INSTRUCTIONS FOR THE TASK: Reproduce the records exactly.
* Start TASK DATA *
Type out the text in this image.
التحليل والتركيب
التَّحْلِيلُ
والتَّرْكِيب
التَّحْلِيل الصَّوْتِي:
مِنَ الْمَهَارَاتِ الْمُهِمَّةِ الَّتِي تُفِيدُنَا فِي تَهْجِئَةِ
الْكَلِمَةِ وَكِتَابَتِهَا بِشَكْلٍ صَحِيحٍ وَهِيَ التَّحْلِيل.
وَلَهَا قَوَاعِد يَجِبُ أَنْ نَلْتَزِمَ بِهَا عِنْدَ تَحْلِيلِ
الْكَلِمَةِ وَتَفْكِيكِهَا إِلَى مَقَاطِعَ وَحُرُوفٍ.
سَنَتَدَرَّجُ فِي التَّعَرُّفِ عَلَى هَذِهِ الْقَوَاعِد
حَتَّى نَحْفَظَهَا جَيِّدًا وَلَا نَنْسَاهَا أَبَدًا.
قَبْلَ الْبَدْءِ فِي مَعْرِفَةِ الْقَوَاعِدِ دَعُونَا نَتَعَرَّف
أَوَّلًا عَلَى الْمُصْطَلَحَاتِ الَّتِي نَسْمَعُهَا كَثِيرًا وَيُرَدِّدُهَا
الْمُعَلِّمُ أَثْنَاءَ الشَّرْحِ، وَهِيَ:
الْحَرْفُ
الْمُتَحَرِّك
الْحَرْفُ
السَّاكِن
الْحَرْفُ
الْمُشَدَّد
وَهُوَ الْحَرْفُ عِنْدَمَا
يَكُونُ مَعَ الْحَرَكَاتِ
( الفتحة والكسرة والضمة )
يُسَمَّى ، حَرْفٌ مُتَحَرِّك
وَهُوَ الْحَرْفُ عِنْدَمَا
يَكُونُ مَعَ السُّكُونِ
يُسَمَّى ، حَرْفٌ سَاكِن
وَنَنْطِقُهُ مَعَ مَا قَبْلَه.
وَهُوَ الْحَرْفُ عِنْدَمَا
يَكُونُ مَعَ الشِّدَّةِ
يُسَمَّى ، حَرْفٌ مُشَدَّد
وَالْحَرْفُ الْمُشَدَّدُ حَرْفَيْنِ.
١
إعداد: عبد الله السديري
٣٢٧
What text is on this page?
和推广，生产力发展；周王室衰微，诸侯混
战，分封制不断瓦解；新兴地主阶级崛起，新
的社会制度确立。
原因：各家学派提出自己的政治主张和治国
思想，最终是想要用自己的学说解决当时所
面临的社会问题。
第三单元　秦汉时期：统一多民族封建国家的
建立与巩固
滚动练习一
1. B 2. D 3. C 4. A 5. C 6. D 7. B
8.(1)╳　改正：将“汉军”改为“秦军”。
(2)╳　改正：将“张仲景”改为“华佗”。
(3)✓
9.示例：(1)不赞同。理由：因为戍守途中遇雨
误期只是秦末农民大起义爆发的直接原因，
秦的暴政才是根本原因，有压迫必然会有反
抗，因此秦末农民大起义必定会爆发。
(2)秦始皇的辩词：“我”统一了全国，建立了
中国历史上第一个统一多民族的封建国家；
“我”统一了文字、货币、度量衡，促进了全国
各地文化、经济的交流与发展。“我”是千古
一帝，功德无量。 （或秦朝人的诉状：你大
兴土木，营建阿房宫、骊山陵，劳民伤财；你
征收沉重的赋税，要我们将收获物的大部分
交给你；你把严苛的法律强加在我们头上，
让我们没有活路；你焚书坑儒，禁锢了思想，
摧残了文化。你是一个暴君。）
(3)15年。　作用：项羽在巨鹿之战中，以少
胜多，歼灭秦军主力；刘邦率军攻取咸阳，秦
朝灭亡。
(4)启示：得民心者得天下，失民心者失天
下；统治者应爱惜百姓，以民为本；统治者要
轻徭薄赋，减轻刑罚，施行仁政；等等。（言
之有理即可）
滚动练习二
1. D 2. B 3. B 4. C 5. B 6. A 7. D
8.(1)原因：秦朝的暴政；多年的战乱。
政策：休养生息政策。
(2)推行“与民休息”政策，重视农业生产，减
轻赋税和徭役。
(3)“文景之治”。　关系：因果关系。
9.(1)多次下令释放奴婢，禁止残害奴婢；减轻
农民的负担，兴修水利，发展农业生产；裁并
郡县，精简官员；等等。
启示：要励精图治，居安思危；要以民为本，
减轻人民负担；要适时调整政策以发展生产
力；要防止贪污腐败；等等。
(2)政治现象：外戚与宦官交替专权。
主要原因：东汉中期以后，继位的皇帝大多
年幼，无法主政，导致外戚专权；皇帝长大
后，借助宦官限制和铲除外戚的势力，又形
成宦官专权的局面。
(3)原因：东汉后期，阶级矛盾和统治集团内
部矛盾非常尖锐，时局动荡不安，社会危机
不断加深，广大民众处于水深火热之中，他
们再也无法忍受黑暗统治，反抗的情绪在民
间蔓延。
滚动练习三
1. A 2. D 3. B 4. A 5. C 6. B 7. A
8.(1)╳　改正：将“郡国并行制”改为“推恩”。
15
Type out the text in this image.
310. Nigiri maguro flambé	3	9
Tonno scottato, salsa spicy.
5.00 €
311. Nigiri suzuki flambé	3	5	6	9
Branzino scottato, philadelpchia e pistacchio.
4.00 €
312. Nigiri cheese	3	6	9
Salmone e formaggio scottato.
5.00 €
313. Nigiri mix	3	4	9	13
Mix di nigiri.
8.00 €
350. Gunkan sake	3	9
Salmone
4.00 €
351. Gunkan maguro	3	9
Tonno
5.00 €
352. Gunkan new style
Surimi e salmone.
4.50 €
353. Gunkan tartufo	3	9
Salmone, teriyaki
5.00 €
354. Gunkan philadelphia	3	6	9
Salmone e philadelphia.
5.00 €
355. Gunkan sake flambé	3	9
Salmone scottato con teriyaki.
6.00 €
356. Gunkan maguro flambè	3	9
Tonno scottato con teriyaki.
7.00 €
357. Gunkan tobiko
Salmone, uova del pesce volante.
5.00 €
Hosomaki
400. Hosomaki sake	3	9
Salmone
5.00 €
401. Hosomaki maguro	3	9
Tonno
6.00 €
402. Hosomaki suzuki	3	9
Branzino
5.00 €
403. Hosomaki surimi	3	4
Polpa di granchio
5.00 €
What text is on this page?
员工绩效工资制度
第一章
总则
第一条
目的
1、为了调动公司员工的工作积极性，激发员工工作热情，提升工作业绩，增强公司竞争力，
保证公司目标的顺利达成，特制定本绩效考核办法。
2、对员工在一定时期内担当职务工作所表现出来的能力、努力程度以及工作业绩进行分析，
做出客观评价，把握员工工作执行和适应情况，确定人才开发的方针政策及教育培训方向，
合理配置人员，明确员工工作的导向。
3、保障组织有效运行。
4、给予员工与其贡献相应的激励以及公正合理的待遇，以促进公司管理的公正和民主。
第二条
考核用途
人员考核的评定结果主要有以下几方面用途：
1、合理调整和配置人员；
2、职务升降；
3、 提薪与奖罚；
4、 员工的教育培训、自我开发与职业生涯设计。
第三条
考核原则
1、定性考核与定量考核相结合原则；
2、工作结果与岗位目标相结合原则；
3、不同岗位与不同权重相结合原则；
* End TASK DATA *
SOLUTION TO THIS EXERCISE:
Type out the text in this image.
التحليل والتركيب
التَّحْلِيلُ
والتَّرْكِيب
التَّحْلِيل الصَّوْتِي:
مِنَ الْمَهَارَاتِ الْمُهِمَّةِ الَّتِي تُفِيدُنَا فِي تَهْجِئَةِ
الْكَلِمَةِ وَكِتَابَتِهَا بِشَكْلٍ صَحِيحٍ وَهِيَ التَّحْلِيل.
وَلَهَا قَوَاعِد يَجِبُ أَنْ نَلْتَزِمَ بِهَا عِنْدَ تَحْلِيلِ
الْكَلِمَةِ وَتَفْكِيكِهَا إِلَى مَقَاطِعَ وَحُرُوفٍ.
سَنَتَدَرَّجُ فِي التَّعَرُّفِ عَلَى هَذِهِ الْقَوَاعِد
حَتَّى نَحْفَظَهَا جَيِّدًا وَلَا نَنْسَاهَا أَبَدًا.
قَبْلَ الْبَدْءِ فِي مَعْرِفَةِ الْقَوَاعِدِ دَعُونَا نَتَعَرَّف
أَوَّلًا عَلَى الْمُصْطَلَحَاتِ الَّتِي نَسْمَعُهَا كَثِيرًا وَيُرَدِّدُهَا
الْمُعَلِّمُ أَثْنَاءَ الشَّرْحِ، وَهِيَ:
الْحَرْفُ
الْمُتَحَرِّك
الْحَرْفُ
السَّاكِن
الْحَرْفُ
الْمُشَدَّد
وَهُوَ الْحَرْفُ عِنْدَمَا
يَكُونُ مَعَ الْحَرَكَاتِ
( الفتحة والكسرة والضمة )
يُسَمَّى ، حَرْفٌ مُتَحَرِّك
وَهُوَ الْحَرْفُ عِنْدَمَا
يَكُونُ مَعَ السُّكُونِ
يُسَمَّى ، حَرْفٌ سَاكِن
وَنَنْطِقُهُ مَعَ مَا قَبْلَه.
وَهُوَ الْحَرْفُ عِنْدَمَا
يَكُونُ مَعَ الشِّدَّةِ
يُسَمَّى ، حَرْفٌ مُشَدَّد
وَالْحَرْفُ الْمُشَدَّدُ حَرْفَيْنِ.
١
إعداد: عبد الله السديري
٣٢٧
What text is on this page?
和推广，生产力发展；周王室衰微，诸侯混
战，分封制不断瓦解；新兴地主阶级崛起，新
的社会制度确立。
原因：各家学派提出自己的政治主张和治国
思想，最终是想要用自己的学说解决当时所
面临的社会问题。
第三单元　秦汉时期：统一多民族封建国家的
建立与巩固
滚动练习一
1. B 2. D 3. C 4. A 5. C 6. D 7. B
8.(1)╳　改正：将“汉军”改为“秦军”。
(2)╳　改正：将“张仲景”改为“华佗”。
(3)✓
9.示例：(1)不赞同。理由：因为戍守途中遇雨
误期只是秦末农民大起义爆发的直接原因，
秦的暴政才是根本原因，有压迫必然会有反
抗，因此秦末农民大起义必定会爆发。
(2)秦始皇的辩词：“我”统一了全国，建立了
中国历史上第一个统一多民族的封建国家；
“我”统一了文字、货币、度量衡，促进了全国
各地文化、经济的交流与发展。“我”是千古
一帝，功德无量。 （或秦朝人的诉状：你大
兴土木，营建阿房宫、骊山陵，劳民伤财；你
征收沉重的赋税，要我们将收获物的大部分
交给你；你把严苛的法律强加在我们头上，
让我们没有活路；你焚书坑儒，禁锢了思想，
摧残了文化。你是一个暴君。）
(3)15年。　作用：项羽在巨鹿之战中，以少
胜多，歼灭秦军主力；刘邦率军攻取咸阳，秦
朝灭亡。
(4)启示：得民心者得天下，失民心者失天
下；统治者应爱惜百姓，以民为本；统治者要
轻徭薄赋，减轻刑罚，施行仁政；等等。（言
之有理即可）
滚动练习二
1. D 2. B 3. B 4. C 5. B 6. A 7. D
8.(1)原因：秦朝的暴政；多年的战乱。
政策：休养生息政策。
(2)推行“与民休息”政策，重视农业生产，减
轻赋税和徭役。
(3)“文景之治”。　关系：因果关系。
9.(1)多次下令释放奴婢，禁止残害奴婢；减轻
农民的负担，兴修水利，发展农业生产；裁并
郡县，精简官员；等等。
启示：要励精图治，居安思危；要以民为本，
减轻人民负担；要适时调整政策以发展生产
力；要防止贪污腐败；等等。
(2)政治现象：外戚与宦官交替专权。
主要原因：东汉中期以后，继位的皇帝大多
年幼，无法主政，导致外戚专权；皇帝长大
后，借助宦官限制和铲除外戚的势力，又形
成宦官专权的局面。
(3)原因：东汉后期，阶级矛盾和统治集团内
部矛盾非常尖锐，时局动荡不安，社会危机
不断加深，广大民众处于水深火热之中，他
们再也无法忍受黑暗统治，反抗的情绪在民
间蔓延。
滚动练习三
1. A 2. D 3. B 4. A 5. C 6. B 7. A
8.(1)╳　改正：将“郡国并行制”改为“推恩”。
15
Type out the text in this image.
310. Nigiri maguro flambé	3	9
Tonno scottato, salsa spicy.
5.00 €
311. Nigiri suzuki flambé	3	5	6	9
Branzino scottato, philadelpchia e pistacchio.
4.00 €
312. Nigiri cheese	3	6	9
Salmone e formaggio scottato.
5.00 €
313. Nigiri mix	3	4	9	13
Mix di nigiri.
8.00 €
350. Gunkan sake	3	9
Salmone
4.00 €
351. Gunkan maguro	3	9
Tonno
5.00 €
352. Gunkan new style
Surimi e salmone.
4.50 €
353. Gunkan tartufo	3	9
Salmone, teriyaki
5.00 €
354. Gunkan philadelphia	3	6	9
Salmone e philadelphia.
5.00 €
355. Gunkan sake flambé	3	9
Salmone scottato con teriyaki.
6.00 €
356. Gunkan maguro flambè	3	9
Tonno scottato con teriyaki.
7.00 €
357. Gunkan tobiko
Salmone, uova del pesce volante.
5.00 €
Hosomaki
400. Hosomaki sake	3	9
Salmone
5.00 €
401. Hosomaki maguro	3	9
Tonno
6.00 €
402. Hosomaki suzuki	3	9
Branzino
5.00 €
403. Hosomaki surimi	3	4
Polpa di granchio
5.00 €
What text is on this page?
员工绩效工资制度
第一章
总则
第一条
目的
1、为了调动公司员工的工作积极性，激发员工工作热情，提升工作业绩，增强公司竞争力，
保证公司目标的顺利达成，特制定本绩效考核办法。
2、对员工在一定时期内担当职务工作所表现出来的能力、努力程度以及工作业绩进行分析，
做出客观评价，把握员工工作执行和适应情况，确定人才开发的方针政策及教育培训方向，
合理配置人员，明确员工工作的导向。
3、保障组织有效运行。
4、给予员工与其贡献相应的激励以及公正合理的待遇，以促进公司管理的公正和民主。
第二条
考核用途
人员考核的评定结果主要有以下几方面用途：
1、合理调整和配置人员；
2、职务升降；
3、 提薪与奖罚；
4、 员工的教育培训、自我开发与职业生涯设计。
第三条
考核原则
1、定性考核与定量考核相结合原则；
2、工作结果与岗位目标相结合原则；
3、不同岗位与不同权重相结合原则；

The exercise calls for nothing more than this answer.